## Exercise task
Sift the material for lines containing "affiliate", and return them.

--- The records ---

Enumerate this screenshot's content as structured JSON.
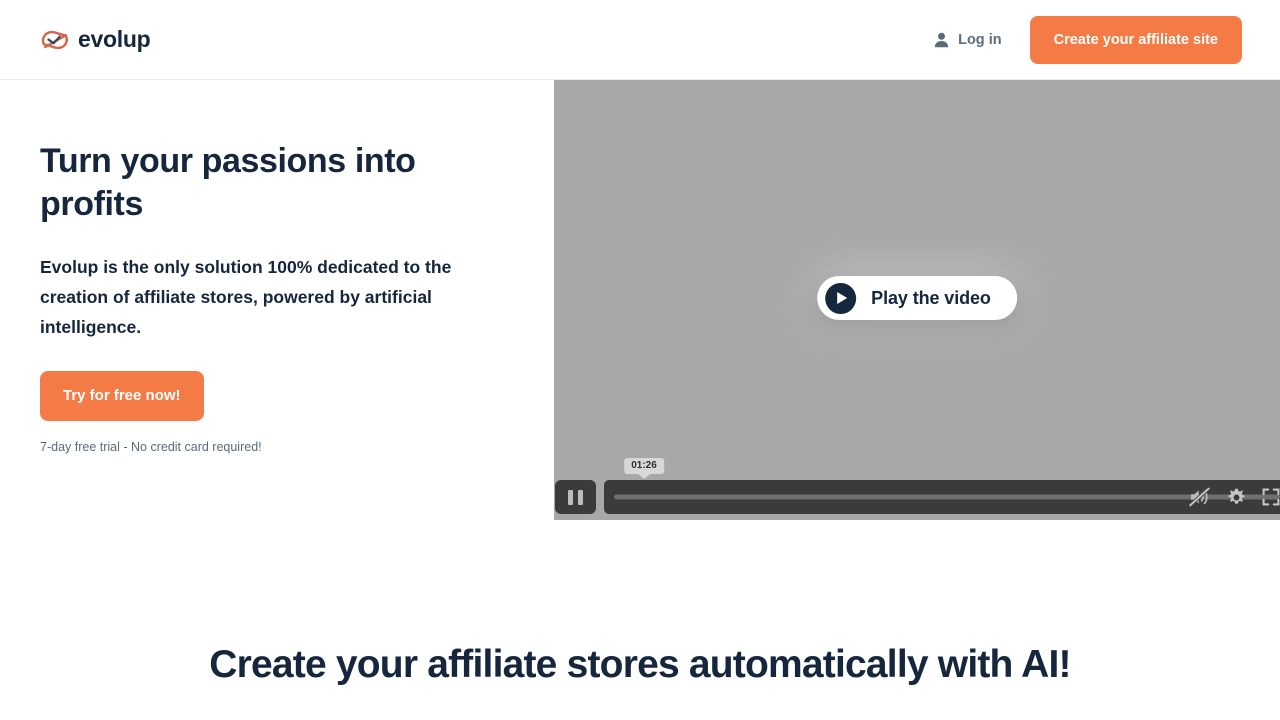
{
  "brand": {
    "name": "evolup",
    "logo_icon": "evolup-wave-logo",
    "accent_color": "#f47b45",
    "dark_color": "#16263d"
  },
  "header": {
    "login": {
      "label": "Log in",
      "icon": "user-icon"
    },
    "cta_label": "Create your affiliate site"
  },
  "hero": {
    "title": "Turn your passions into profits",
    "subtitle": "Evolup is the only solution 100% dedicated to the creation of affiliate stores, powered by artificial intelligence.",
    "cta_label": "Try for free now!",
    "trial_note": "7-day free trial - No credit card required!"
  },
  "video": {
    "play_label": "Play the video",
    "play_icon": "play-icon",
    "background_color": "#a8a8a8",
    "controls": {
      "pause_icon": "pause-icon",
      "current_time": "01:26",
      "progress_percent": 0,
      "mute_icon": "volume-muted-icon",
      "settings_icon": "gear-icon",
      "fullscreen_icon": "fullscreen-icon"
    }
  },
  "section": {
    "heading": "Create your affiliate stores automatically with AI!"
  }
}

---

## Result of the exercise
    "cta_label": "Create your affiliate site"
    "subtitle": "Evolup is the only solution 100% dedicated to the creation of affiliate stores, powered by artificial intelligence.",
    "heading": "Create your affiliate stores automatically with AI!"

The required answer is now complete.